- EXERCISE OBJECTIVE -
Go through the entries below and write each one out exactly.

Stored entries:
* BEGIN *
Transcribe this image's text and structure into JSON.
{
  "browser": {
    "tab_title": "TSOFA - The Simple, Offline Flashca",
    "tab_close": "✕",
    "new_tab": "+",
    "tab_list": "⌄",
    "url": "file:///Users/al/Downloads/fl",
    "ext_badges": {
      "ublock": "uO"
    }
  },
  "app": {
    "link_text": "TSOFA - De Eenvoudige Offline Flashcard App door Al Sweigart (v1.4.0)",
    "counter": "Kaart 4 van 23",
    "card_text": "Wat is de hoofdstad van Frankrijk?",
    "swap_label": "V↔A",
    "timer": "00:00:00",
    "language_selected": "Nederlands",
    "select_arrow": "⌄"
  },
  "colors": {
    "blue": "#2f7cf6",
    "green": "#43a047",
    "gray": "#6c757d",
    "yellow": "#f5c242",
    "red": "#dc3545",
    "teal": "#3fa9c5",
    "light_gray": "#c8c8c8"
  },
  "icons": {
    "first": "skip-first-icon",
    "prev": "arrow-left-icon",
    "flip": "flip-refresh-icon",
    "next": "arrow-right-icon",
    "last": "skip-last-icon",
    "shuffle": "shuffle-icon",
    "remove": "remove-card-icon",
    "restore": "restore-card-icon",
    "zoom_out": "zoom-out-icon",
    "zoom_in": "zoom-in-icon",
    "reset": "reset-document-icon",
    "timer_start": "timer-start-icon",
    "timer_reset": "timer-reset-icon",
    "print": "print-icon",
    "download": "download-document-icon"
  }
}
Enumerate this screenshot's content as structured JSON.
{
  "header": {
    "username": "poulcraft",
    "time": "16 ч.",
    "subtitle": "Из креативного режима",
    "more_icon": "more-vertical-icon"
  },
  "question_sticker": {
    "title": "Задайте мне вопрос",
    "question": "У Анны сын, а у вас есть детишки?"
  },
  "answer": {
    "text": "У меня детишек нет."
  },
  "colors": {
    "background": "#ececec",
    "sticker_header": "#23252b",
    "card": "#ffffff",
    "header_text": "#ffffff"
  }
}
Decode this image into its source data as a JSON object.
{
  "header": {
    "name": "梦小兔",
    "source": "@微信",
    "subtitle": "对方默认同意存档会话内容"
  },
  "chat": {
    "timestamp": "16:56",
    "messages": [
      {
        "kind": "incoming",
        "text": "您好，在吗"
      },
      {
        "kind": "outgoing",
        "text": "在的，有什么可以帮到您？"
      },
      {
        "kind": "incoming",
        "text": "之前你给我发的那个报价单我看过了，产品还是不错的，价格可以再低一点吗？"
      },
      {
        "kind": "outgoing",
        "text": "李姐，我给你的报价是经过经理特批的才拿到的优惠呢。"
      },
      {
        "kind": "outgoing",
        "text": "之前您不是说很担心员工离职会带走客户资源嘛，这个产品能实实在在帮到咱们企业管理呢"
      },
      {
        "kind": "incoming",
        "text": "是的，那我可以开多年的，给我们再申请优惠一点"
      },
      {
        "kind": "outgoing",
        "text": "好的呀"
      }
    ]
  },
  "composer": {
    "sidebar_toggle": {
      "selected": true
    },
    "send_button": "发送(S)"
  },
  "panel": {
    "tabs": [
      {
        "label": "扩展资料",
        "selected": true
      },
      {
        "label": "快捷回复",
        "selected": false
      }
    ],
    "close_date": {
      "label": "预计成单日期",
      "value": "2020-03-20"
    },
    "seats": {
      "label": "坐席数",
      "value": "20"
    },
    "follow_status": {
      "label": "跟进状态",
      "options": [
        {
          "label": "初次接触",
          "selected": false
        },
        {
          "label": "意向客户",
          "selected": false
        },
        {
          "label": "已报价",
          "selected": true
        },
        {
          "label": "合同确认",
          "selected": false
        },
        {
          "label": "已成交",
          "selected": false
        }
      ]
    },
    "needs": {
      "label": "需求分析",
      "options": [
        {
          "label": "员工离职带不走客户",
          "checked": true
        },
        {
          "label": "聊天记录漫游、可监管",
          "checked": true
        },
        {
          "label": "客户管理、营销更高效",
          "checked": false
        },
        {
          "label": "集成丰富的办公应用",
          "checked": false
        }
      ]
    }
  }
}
* END *
- ANSWER IN FULL -
Transcribe this image's text and structure into JSON.
{
  "browser": {
    "tab_title": "TSOFA - The Simple, Offline Flashca",
    "tab_close": "✕",
    "new_tab": "+",
    "tab_list": "⌄",
    "url": "file:///Users/al/Downloads/fl",
    "ext_badges": {
      "ublock": "uO"
    }
  },
  "app": {
    "link_text": "TSOFA - De Eenvoudige Offline Flashcard App door Al Sweigart (v1.4.0)",
    "counter": "Kaart 4 van 23",
    "card_text": "Wat is de hoofdstad van Frankrijk?",
    "swap_label": "V↔A",
    "timer": "00:00:00",
    "language_selected": "Nederlands",
    "select_arrow": "⌄"
  },
  "colors": {
    "blue": "#2f7cf6",
    "green": "#43a047",
    "gray": "#6c757d",
    "yellow": "#f5c242",
    "red": "#dc3545",
    "teal": "#3fa9c5",
    "light_gray": "#c8c8c8"
  },
  "icons": {
    "first": "skip-first-icon",
    "prev": "arrow-left-icon",
    "flip": "flip-refresh-icon",
    "next": "arrow-right-icon",
    "last": "skip-last-icon",
    "shuffle": "shuffle-icon",
    "remove": "remove-card-icon",
    "restore": "restore-card-icon",
    "zoom_out": "zoom-out-icon",
    "zoom_in": "zoom-in-icon",
    "reset": "reset-document-icon",
    "timer_start": "timer-start-icon",
    "timer_reset": "timer-reset-icon",
    "print": "print-icon",
    "download": "download-document-icon"
  }
}
Enumerate this screenshot's content as structured JSON.
{
  "header": {
    "username": "poulcraft",
    "time": "16 ч.",
    "subtitle": "Из креативного режима",
    "more_icon": "more-vertical-icon"
  },
  "question_sticker": {
    "title": "Задайте мне вопрос",
    "question": "У Анны сын, а у вас есть детишки?"
  },
  "answer": {
    "text": "У меня детишек нет."
  },
  "colors": {
    "background": "#ececec",
    "sticker_header": "#23252b",
    "card": "#ffffff",
    "header_text": "#ffffff"
  }
}
Decode this image into its source data as a JSON object.
{
  "header": {
    "name": "梦小兔",
    "source": "@微信",
    "subtitle": "对方默认同意存档会话内容"
  },
  "chat": {
    "timestamp": "16:56",
    "messages": [
      {
        "kind": "incoming",
        "text": "您好，在吗"
      },
      {
        "kind": "outgoing",
        "text": "在的，有什么可以帮到您？"
      },
      {
        "kind": "incoming",
        "text": "之前你给我发的那个报价单我看过了，产品还是不错的，价格可以再低一点吗？"
      },
      {
        "kind": "outgoing",
        "text": "李姐，我给你的报价是经过经理特批的才拿到的优惠呢。"
      },
      {
        "kind": "outgoing",
        "text": "之前您不是说很担心员工离职会带走客户资源嘛，这个产品能实实在在帮到咱们企业管理呢"
      },
      {
        "kind": "incoming",
        "text": "是的，那我可以开多年的，给我们再申请优惠一点"
      },
      {
        "kind": "outgoing",
        "text": "好的呀"
      }
    ]
  },
  "composer": {
    "sidebar_toggle": {
      "selected": true
    },
    "send_button": "发送(S)"
  },
  "panel": {
    "tabs": [
      {
        "label": "扩展资料",
        "selected": true
      },
      {
        "label": "快捷回复",
        "selected": false
      }
    ],
    "close_date": {
      "label": "预计成单日期",
      "value": "2020-03-20"
    },
    "seats": {
      "label": "坐席数",
      "value": "20"
    },
    "follow_status": {
      "label": "跟进状态",
      "options": [
        {
          "label": "初次接触",
          "selected": false
        },
        {
          "label": "意向客户",
          "selected": false
        },
        {
          "label": "已报价",
          "selected": true
        },
        {
          "label": "合同确认",
          "selected": false
        },
        {
          "label": "已成交",
          "selected": false
        }
      ]
    },
    "needs": {
      "label": "需求分析",
      "options": [
        {
          "label": "员工离职带不走客户",
          "checked": true
        },
        {
          "label": "聊天记录漫游、可监管",
          "checked": true
        },
        {
          "label": "客户管理、营销更高效",
          "checked": false
        },
        {
          "label": "集成丰富的办公应用",
          "checked": false
        }
      ]
    }
  }
}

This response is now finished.